## What is required
Copy out the records below verbatim, keeping every line and character unchanged.

[Begin Record set]

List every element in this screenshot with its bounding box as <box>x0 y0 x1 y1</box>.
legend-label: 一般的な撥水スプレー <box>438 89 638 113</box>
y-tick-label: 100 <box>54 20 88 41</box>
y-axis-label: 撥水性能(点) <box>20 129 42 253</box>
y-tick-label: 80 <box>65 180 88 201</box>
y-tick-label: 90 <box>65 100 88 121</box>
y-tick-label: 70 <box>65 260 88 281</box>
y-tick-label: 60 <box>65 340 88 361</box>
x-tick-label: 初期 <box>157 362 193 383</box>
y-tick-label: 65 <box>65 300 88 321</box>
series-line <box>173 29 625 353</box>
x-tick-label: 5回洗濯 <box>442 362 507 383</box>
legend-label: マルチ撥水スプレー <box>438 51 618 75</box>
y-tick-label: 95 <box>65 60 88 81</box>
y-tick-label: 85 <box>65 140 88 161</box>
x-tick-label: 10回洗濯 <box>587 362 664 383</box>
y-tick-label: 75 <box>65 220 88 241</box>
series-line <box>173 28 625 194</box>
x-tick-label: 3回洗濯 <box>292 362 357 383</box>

[End Record set]

## Result
List every element in this screenshot with its bounding box as <box>x0 y0 x1 y1</box>.
legend-label: 一般的な撥水スプレー <box>438 89 638 113</box>
y-tick-label: 100 <box>54 20 88 41</box>
y-axis-label: 撥水性能(点) <box>20 129 42 253</box>
y-tick-label: 80 <box>65 180 88 201</box>
y-tick-label: 90 <box>65 100 88 121</box>
y-tick-label: 70 <box>65 260 88 281</box>
y-tick-label: 60 <box>65 340 88 361</box>
x-tick-label: 初期 <box>157 362 193 383</box>
y-tick-label: 65 <box>65 300 88 321</box>
series-line <box>173 29 625 353</box>
x-tick-label: 5回洗濯 <box>442 362 507 383</box>
legend-label: マルチ撥水スプレー <box>438 51 618 75</box>
y-tick-label: 95 <box>65 60 88 81</box>
y-tick-label: 85 <box>65 140 88 161</box>
x-tick-label: 10回洗濯 <box>587 362 664 383</box>
y-tick-label: 75 <box>65 220 88 241</box>
series-line <box>173 28 625 194</box>
x-tick-label: 3回洗濯 <box>292 362 357 383</box>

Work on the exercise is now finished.